- **TASK**
From the entries provided below, copy each line that contains the word "dewpt".

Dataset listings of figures
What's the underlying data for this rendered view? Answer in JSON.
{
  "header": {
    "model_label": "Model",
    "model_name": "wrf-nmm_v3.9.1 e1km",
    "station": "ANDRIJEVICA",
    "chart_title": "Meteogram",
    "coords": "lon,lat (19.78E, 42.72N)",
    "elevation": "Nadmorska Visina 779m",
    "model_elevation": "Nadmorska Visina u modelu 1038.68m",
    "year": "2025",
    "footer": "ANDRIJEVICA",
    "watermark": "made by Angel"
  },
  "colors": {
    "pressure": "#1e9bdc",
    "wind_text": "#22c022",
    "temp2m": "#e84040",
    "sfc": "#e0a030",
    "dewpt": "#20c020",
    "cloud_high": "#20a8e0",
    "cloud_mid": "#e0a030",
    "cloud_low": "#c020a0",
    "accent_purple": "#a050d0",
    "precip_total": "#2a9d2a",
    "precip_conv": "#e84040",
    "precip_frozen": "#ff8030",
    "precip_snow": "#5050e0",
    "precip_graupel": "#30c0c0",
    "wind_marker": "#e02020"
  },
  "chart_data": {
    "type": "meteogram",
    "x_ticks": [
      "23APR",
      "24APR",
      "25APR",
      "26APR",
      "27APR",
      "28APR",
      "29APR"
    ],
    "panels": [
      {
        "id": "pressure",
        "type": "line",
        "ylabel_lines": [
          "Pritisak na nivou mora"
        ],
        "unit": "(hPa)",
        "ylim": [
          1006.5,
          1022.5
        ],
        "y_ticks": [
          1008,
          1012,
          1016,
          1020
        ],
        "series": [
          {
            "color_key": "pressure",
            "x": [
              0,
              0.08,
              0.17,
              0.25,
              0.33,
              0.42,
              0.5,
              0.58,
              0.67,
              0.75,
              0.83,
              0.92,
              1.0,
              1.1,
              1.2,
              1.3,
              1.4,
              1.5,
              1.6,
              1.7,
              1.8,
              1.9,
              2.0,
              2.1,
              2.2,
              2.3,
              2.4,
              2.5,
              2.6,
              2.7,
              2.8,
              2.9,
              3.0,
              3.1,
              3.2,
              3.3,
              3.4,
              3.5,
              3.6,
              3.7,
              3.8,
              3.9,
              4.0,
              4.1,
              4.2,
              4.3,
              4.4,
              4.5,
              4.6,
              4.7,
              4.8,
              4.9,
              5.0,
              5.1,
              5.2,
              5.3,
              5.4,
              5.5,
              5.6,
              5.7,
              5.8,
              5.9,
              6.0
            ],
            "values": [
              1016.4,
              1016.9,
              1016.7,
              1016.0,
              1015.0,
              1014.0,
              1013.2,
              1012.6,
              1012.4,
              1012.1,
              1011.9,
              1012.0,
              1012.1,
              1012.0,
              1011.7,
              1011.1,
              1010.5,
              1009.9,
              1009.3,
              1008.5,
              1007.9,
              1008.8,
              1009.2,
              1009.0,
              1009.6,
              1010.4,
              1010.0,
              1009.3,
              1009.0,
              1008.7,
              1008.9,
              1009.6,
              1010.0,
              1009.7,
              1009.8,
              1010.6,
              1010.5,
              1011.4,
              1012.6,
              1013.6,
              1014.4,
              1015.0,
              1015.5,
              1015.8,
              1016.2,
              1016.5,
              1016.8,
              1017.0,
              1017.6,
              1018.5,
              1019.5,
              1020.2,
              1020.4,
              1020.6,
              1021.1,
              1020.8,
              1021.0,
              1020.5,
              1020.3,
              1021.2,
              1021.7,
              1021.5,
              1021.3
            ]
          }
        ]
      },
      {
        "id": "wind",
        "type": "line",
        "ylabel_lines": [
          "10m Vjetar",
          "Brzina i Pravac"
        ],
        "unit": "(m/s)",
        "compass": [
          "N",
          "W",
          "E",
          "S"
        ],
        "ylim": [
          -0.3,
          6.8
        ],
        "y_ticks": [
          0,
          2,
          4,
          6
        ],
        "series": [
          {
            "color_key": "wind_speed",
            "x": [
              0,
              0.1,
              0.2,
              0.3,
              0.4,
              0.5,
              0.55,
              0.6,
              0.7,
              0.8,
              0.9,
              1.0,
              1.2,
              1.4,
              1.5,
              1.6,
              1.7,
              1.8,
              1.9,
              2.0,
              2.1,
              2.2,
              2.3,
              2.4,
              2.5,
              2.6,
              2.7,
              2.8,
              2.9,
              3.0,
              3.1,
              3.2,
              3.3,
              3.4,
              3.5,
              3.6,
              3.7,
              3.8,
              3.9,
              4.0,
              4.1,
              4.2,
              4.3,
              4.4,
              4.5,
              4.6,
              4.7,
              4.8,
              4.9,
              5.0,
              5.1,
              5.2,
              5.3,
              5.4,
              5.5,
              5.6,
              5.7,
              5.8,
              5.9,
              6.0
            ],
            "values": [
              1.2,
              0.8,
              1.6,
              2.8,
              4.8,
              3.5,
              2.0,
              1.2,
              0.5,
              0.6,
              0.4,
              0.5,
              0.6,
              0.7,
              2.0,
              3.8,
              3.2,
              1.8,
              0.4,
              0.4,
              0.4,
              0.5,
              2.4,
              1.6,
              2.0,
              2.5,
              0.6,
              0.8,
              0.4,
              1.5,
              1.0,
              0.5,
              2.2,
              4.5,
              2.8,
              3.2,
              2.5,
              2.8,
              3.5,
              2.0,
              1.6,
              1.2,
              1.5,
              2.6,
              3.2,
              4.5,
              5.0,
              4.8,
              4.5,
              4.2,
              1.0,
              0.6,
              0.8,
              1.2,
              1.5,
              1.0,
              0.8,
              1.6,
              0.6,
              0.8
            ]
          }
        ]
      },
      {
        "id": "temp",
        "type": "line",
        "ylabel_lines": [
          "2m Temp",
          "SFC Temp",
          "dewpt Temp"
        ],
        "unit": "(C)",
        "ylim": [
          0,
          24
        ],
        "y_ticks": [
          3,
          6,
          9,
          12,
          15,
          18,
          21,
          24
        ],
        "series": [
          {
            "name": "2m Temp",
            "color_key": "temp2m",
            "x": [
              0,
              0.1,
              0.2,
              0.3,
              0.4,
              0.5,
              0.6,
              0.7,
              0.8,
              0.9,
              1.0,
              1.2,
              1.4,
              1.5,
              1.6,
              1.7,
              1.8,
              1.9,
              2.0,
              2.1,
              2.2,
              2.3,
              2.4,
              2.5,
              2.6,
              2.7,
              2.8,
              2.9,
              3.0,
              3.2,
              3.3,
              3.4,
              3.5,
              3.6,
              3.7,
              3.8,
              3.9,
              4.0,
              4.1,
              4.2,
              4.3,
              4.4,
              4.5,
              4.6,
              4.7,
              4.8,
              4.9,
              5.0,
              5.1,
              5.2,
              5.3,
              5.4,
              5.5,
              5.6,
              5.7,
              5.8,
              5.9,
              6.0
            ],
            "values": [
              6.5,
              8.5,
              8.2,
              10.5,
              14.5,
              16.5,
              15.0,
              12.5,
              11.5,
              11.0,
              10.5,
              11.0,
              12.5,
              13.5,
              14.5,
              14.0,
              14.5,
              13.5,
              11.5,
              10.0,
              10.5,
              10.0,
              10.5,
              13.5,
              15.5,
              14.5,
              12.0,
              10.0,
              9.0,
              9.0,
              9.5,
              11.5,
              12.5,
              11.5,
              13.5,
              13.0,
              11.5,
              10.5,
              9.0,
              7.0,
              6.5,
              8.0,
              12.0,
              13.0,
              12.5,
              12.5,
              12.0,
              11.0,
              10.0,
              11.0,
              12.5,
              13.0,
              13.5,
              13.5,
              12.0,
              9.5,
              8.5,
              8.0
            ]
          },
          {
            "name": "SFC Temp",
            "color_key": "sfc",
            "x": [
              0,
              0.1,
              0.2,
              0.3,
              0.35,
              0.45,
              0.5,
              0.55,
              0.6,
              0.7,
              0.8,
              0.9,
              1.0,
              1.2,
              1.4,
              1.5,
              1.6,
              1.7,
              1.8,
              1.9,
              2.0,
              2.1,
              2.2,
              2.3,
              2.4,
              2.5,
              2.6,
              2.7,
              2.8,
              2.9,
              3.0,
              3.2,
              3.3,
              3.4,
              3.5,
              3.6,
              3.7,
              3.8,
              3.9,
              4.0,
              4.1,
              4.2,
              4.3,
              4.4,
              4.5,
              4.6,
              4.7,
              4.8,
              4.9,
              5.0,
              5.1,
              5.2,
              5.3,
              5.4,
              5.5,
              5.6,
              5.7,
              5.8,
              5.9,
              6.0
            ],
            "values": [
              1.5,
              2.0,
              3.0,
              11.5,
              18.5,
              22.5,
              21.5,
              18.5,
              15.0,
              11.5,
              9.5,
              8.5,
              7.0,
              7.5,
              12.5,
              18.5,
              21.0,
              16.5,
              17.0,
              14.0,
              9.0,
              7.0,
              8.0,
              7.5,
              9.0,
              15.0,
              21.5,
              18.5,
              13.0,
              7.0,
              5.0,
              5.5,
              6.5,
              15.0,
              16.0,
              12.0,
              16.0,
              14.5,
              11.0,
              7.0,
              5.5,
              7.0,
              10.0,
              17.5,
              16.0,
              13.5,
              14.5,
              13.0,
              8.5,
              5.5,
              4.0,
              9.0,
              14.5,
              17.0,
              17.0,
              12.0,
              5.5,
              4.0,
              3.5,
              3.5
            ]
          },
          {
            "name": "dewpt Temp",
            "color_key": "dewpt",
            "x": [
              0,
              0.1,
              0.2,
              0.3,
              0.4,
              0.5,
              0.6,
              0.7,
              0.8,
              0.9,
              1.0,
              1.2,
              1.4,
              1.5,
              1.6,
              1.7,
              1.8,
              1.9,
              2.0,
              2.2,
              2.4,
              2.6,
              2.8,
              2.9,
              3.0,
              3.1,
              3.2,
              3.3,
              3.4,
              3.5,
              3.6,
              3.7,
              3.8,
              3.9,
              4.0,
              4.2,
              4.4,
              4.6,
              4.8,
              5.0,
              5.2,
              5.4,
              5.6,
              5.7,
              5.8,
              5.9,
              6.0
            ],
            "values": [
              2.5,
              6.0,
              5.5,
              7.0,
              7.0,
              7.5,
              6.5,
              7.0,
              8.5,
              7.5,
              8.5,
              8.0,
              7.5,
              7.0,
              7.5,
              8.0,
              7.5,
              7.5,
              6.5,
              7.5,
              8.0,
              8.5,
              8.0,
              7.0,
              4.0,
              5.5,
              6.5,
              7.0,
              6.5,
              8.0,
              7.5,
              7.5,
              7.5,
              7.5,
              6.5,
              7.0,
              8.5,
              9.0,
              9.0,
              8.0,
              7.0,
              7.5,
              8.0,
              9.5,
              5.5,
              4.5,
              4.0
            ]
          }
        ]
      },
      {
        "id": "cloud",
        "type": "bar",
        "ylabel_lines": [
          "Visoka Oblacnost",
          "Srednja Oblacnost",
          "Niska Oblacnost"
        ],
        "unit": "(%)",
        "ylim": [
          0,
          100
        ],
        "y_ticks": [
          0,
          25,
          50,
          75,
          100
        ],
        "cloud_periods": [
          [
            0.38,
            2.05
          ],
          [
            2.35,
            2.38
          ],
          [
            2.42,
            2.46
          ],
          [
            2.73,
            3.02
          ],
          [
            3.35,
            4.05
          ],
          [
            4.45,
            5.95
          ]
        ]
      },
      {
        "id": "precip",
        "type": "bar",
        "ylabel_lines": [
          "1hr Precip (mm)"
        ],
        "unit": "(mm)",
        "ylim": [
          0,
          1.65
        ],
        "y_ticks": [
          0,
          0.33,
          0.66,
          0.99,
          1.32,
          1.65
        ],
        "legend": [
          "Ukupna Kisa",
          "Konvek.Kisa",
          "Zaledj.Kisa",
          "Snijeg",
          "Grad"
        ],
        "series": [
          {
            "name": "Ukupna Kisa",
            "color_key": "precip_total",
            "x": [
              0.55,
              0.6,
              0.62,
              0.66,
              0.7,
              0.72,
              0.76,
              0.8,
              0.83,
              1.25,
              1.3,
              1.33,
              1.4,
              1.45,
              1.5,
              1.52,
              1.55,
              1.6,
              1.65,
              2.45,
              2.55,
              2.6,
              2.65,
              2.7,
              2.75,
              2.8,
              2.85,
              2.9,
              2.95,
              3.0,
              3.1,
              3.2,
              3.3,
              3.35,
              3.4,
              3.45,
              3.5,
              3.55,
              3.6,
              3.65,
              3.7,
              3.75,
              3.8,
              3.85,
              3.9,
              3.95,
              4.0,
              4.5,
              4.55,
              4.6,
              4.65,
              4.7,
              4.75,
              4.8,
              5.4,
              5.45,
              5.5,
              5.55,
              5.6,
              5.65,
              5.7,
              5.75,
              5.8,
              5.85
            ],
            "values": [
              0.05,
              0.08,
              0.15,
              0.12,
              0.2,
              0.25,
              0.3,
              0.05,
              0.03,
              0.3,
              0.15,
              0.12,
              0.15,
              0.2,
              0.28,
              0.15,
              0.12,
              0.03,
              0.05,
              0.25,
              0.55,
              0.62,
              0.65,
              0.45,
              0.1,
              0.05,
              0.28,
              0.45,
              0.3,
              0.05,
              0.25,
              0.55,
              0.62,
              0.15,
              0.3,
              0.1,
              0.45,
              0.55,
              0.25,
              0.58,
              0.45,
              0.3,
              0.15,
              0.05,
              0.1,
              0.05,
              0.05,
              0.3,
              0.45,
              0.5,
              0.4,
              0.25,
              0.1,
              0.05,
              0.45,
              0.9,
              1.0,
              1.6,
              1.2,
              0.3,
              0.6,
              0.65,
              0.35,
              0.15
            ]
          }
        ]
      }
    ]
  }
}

- **WRITTEN REPLY**
    "dewpt": "#20c020",
          "dewpt Temp"
            "name": "dewpt Temp",
            "color_key": "dewpt",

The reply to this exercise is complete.